▶ [Task prompt] Locate every line in the listing that contains the string "folder" and copy each one in full. Case counts.

▶ [Material for this exercise]

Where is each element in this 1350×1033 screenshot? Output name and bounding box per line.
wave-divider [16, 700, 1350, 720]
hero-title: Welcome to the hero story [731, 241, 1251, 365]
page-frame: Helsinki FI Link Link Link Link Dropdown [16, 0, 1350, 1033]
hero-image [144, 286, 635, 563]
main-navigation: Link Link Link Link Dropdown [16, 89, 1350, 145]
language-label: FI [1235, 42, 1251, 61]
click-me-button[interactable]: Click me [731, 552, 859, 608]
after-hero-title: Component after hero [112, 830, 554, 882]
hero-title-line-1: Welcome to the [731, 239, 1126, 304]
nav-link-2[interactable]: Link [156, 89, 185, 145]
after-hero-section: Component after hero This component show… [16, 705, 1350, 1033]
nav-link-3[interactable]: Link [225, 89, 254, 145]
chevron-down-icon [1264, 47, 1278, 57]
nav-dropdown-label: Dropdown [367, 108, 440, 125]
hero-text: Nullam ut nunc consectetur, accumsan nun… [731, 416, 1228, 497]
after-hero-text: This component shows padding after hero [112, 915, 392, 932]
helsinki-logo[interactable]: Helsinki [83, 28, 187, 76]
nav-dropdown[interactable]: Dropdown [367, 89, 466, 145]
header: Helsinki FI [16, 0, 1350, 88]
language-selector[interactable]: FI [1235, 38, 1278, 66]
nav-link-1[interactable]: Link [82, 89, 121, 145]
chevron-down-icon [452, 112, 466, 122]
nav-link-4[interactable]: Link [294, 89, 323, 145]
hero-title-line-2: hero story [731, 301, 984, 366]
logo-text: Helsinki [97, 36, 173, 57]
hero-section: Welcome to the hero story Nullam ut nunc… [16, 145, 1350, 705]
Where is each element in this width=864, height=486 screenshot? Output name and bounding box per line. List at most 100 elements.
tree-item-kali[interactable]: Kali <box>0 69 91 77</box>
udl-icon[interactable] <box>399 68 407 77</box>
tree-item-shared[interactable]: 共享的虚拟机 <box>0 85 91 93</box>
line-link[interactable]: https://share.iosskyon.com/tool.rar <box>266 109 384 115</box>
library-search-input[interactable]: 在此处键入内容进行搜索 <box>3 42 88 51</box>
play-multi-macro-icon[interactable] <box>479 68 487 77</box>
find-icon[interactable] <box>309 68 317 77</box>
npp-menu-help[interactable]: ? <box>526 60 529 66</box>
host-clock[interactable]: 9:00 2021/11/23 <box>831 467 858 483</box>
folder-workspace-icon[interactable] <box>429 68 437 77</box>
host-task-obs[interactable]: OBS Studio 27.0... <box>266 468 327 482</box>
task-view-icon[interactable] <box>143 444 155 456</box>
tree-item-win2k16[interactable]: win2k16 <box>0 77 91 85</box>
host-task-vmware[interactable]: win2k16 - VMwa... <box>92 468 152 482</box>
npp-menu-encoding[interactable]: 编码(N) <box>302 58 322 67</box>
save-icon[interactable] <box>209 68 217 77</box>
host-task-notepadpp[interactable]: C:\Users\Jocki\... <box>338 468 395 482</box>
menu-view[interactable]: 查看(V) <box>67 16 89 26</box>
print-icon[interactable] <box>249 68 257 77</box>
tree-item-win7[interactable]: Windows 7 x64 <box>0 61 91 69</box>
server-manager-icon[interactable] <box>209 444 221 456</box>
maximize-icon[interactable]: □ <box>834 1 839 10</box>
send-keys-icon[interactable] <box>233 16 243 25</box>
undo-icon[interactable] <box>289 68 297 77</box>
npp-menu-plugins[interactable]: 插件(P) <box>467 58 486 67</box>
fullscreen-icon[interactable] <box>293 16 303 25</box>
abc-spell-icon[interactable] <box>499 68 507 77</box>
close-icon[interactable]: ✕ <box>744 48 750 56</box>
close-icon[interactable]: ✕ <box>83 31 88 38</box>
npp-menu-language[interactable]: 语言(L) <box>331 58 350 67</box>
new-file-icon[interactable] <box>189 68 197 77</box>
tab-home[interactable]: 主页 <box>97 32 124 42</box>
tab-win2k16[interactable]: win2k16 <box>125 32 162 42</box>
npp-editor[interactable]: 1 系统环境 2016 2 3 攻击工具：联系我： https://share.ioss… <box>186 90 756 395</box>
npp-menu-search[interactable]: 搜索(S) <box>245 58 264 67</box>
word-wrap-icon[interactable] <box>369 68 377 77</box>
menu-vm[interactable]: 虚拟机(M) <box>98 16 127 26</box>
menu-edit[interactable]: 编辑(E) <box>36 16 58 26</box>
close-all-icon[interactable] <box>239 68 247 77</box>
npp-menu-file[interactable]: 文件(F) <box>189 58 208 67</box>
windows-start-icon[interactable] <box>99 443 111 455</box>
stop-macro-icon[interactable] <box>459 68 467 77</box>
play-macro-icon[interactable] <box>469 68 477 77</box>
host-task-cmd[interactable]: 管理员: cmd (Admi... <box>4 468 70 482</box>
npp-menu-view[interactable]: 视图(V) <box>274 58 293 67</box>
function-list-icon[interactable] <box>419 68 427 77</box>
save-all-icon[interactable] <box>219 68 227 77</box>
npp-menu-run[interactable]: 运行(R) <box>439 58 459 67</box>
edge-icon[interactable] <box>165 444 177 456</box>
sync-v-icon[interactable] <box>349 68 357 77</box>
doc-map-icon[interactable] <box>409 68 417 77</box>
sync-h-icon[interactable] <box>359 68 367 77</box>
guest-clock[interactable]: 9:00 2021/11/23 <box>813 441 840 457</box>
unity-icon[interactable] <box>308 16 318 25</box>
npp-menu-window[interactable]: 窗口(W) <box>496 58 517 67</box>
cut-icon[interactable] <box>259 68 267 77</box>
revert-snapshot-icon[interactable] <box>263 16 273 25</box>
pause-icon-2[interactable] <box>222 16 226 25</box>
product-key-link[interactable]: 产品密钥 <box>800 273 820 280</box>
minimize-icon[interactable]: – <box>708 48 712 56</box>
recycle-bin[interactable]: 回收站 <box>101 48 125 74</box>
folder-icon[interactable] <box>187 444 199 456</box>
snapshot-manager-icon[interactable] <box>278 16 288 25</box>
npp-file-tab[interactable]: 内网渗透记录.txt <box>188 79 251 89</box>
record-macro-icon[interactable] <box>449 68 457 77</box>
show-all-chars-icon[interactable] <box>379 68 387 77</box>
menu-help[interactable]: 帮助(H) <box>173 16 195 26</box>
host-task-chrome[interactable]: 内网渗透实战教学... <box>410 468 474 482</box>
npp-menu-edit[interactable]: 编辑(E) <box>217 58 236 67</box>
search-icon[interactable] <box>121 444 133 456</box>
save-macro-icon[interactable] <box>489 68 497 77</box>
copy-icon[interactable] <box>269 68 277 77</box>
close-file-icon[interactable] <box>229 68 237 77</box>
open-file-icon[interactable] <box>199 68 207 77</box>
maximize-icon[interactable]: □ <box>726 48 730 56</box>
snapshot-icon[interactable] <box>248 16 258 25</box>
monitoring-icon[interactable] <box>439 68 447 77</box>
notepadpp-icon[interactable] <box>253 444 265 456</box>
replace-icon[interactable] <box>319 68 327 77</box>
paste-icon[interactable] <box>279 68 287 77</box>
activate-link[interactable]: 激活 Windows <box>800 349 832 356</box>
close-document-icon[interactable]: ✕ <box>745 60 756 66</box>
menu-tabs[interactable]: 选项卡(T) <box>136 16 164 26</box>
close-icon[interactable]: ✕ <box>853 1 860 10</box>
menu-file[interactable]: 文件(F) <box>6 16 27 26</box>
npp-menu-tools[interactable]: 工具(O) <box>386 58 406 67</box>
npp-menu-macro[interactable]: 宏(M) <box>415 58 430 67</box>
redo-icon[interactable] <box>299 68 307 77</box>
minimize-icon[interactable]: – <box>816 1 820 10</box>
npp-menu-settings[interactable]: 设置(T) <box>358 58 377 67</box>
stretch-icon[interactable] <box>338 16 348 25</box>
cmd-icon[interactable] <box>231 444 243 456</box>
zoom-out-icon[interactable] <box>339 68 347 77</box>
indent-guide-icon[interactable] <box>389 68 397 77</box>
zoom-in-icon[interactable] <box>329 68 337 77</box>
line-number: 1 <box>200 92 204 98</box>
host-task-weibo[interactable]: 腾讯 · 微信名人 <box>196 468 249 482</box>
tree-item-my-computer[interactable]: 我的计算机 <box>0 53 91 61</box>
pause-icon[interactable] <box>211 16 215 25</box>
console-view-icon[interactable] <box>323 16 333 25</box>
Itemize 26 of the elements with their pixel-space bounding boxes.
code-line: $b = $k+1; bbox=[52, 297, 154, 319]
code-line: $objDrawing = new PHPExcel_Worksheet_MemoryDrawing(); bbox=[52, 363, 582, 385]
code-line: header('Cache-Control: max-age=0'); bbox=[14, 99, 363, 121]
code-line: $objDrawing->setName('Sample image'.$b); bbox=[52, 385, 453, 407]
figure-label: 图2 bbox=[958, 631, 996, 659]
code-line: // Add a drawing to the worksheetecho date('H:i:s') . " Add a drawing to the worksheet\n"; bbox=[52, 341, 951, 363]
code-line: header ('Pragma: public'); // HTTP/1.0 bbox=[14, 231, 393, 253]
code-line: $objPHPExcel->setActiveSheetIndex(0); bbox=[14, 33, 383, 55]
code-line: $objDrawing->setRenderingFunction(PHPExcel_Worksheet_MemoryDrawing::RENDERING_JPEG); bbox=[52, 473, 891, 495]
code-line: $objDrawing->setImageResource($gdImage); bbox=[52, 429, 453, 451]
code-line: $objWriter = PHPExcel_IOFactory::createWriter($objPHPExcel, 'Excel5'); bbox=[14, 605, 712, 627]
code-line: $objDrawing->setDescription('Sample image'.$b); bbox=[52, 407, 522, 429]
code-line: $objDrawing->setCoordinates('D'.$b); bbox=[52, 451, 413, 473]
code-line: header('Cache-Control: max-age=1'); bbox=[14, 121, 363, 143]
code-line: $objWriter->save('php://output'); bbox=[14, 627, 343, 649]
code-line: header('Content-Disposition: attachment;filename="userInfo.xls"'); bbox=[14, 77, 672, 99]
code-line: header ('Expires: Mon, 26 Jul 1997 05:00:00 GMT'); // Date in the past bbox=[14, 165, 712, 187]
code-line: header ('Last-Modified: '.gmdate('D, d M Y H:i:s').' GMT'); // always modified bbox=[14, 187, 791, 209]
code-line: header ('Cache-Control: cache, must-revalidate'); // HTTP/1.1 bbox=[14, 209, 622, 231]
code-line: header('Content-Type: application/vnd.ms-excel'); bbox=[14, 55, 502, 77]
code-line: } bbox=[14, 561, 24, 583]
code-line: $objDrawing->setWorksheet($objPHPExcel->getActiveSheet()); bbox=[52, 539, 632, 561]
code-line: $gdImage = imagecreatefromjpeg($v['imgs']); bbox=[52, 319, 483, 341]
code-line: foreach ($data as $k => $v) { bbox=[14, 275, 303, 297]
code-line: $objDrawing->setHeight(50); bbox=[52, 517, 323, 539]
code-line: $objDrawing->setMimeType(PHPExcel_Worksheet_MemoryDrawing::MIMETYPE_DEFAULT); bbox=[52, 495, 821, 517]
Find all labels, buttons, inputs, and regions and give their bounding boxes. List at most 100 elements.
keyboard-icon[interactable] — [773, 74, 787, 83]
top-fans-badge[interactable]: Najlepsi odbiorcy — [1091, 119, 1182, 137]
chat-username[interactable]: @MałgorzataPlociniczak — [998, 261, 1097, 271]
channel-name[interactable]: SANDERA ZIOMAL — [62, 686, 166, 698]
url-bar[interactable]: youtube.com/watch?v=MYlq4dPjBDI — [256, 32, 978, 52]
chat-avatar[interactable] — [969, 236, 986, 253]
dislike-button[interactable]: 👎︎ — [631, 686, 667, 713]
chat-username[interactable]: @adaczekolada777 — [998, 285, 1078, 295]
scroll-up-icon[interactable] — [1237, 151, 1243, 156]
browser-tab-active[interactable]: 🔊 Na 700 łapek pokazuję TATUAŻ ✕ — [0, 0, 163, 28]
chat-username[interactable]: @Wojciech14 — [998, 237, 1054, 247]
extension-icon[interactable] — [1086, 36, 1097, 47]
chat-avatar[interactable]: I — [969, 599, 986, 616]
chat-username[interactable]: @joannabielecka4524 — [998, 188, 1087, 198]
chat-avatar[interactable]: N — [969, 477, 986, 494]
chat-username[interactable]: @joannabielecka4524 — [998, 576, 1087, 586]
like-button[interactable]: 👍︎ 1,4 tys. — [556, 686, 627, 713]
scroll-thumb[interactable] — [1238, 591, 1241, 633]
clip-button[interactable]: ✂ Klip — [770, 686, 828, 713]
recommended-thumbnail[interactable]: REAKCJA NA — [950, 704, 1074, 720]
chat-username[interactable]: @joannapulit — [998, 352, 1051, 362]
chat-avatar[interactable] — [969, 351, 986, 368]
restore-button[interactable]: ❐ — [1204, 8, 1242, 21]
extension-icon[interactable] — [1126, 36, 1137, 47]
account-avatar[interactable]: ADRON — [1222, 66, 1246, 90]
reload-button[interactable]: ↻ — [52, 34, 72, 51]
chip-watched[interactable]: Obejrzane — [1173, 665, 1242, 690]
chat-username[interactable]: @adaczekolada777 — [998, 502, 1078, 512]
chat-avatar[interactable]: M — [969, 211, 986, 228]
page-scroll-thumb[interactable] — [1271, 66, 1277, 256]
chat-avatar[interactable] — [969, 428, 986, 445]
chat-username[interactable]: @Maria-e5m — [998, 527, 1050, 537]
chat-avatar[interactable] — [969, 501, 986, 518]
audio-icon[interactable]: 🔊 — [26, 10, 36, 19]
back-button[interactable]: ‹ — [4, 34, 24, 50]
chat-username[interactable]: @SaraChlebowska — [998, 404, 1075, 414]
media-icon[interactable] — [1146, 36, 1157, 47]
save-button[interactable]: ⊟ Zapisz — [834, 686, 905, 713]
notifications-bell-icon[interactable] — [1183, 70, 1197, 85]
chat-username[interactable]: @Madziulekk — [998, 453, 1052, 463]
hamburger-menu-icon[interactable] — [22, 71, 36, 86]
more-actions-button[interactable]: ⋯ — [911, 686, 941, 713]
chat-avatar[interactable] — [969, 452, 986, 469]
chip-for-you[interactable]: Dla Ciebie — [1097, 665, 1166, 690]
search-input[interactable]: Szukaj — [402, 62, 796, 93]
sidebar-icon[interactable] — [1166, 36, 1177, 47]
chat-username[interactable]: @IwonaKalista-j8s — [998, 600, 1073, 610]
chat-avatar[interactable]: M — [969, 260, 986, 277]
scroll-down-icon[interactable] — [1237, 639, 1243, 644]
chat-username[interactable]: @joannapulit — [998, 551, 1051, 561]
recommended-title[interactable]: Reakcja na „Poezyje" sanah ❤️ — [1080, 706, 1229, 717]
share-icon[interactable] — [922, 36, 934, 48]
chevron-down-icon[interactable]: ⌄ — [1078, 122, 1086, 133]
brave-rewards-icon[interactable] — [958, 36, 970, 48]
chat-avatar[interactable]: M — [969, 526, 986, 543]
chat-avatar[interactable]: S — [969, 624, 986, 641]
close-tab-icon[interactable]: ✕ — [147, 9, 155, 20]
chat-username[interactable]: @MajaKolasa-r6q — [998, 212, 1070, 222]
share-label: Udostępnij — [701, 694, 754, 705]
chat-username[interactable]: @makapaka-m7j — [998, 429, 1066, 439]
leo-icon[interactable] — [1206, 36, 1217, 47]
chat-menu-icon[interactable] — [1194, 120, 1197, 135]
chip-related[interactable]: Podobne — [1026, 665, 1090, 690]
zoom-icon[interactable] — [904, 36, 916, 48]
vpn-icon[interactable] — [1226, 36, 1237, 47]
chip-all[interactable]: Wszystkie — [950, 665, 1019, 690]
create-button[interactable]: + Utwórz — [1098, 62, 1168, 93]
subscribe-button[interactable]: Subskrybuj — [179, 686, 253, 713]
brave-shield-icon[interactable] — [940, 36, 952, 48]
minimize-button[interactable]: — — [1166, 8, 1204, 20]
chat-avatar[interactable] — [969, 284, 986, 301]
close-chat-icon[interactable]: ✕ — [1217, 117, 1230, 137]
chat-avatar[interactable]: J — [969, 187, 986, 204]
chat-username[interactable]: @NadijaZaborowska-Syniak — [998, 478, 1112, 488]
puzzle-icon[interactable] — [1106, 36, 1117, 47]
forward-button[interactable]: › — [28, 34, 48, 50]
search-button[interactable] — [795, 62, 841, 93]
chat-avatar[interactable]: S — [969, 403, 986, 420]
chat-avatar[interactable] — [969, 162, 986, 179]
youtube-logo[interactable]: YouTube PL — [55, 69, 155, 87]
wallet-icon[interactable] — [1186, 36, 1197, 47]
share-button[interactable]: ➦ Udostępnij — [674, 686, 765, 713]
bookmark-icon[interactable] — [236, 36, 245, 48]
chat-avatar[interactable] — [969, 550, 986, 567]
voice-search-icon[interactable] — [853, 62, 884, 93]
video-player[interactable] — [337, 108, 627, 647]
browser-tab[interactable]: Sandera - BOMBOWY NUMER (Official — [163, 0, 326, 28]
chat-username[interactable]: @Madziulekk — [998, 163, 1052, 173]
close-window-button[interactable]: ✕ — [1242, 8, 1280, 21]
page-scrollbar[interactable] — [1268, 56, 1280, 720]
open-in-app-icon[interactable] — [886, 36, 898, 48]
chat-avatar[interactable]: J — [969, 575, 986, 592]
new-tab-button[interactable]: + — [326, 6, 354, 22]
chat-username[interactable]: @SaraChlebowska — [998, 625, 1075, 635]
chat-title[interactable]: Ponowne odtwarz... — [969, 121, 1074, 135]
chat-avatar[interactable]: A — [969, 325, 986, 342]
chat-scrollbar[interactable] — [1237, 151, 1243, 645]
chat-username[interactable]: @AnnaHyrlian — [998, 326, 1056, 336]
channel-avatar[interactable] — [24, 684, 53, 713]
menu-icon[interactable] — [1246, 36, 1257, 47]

▶ [Final result]
folder-workspace-icon[interactable] <box>429 68 437 77</box>
folder-icon[interactable] <box>187 444 199 456</box>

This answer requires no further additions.